THE PROBLEM. An identical copy of every entry below is the required output.

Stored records

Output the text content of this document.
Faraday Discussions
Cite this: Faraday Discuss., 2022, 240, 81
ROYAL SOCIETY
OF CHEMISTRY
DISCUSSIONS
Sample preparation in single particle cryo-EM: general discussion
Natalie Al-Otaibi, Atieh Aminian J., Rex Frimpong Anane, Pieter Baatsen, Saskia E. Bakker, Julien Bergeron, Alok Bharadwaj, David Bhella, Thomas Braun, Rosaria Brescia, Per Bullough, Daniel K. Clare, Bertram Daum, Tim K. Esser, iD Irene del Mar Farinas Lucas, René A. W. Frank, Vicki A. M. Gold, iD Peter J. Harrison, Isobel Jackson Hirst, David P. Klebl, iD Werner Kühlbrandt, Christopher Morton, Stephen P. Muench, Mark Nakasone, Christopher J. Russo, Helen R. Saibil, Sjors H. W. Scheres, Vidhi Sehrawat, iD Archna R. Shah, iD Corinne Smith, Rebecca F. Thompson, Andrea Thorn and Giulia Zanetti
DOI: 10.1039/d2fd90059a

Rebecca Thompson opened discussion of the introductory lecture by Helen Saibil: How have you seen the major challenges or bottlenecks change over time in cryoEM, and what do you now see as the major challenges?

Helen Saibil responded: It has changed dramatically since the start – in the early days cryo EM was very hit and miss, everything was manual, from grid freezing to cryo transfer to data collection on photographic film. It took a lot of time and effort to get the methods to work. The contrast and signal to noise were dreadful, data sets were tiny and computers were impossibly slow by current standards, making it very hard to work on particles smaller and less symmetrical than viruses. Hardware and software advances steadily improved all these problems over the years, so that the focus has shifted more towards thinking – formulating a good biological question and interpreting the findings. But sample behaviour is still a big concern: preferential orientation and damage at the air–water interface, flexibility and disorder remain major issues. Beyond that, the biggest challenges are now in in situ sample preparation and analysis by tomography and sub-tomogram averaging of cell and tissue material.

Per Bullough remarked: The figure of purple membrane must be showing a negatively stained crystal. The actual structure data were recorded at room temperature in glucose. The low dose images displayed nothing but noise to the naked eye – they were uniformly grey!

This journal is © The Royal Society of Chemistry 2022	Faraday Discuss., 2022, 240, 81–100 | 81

TASK RESPONSE.
Output the text content of this document.
Faraday Discussions
Cite this: Faraday Discuss., 2022, 240, 81
ROYAL SOCIETY
OF CHEMISTRY
DISCUSSIONS
Sample preparation in single particle cryo-EM: general discussion
Natalie Al-Otaibi, Atieh Aminian J., Rex Frimpong Anane, Pieter Baatsen, Saskia E. Bakker, Julien Bergeron, Alok Bharadwaj, David Bhella, Thomas Braun, Rosaria Brescia, Per Bullough, Daniel K. Clare, Bertram Daum, Tim K. Esser, iD Irene del Mar Farinas Lucas, René A. W. Frank, Vicki A. M. Gold, iD Peter J. Harrison, Isobel Jackson Hirst, David P. Klebl, iD Werner Kühlbrandt, Christopher Morton, Stephen P. Muench, Mark Nakasone, Christopher J. Russo, Helen R. Saibil, Sjors H. W. Scheres, Vidhi Sehrawat, iD Archna R. Shah, iD Corinne Smith, Rebecca F. Thompson, Andrea Thorn and Giulia Zanetti
DOI: 10.1039/d2fd90059a

Rebecca Thompson opened discussion of the introductory lecture by Helen Saibil: How have you seen the major challenges or bottlenecks change over time in cryoEM, and what do you now see as the major challenges?

Helen Saibil responded: It has changed dramatically since the start – in the early days cryo EM was very hit and miss, everything was manual, from grid freezing to cryo transfer to data collection on photographic film. It took a lot of time and effort to get the methods to work. The contrast and signal to noise were dreadful, data sets were tiny and computers were impossibly slow by current standards, making it very hard to work on particles smaller and less symmetrical than viruses. Hardware and software advances steadily improved all these problems over the years, so that the focus has shifted more towards thinking – formulating a good biological question and interpreting the findings. But sample behaviour is still a big concern: preferential orientation and damage at the air–water interface, flexibility and disorder remain major issues. Beyond that, the biggest challenges are now in in situ sample preparation and analysis by tomography and sub-tomogram averaging of cell and tissue material.

Per Bullough remarked: The figure of purple membrane must be showing a negatively stained crystal. The actual structure data were recorded at room temperature in glucose. The low dose images displayed nothing but noise to the naked eye – they were uniformly grey!

This journal is © The Royal Society of Chemistry 2022	Faraday Discuss., 2022, 240, 81–100 | 81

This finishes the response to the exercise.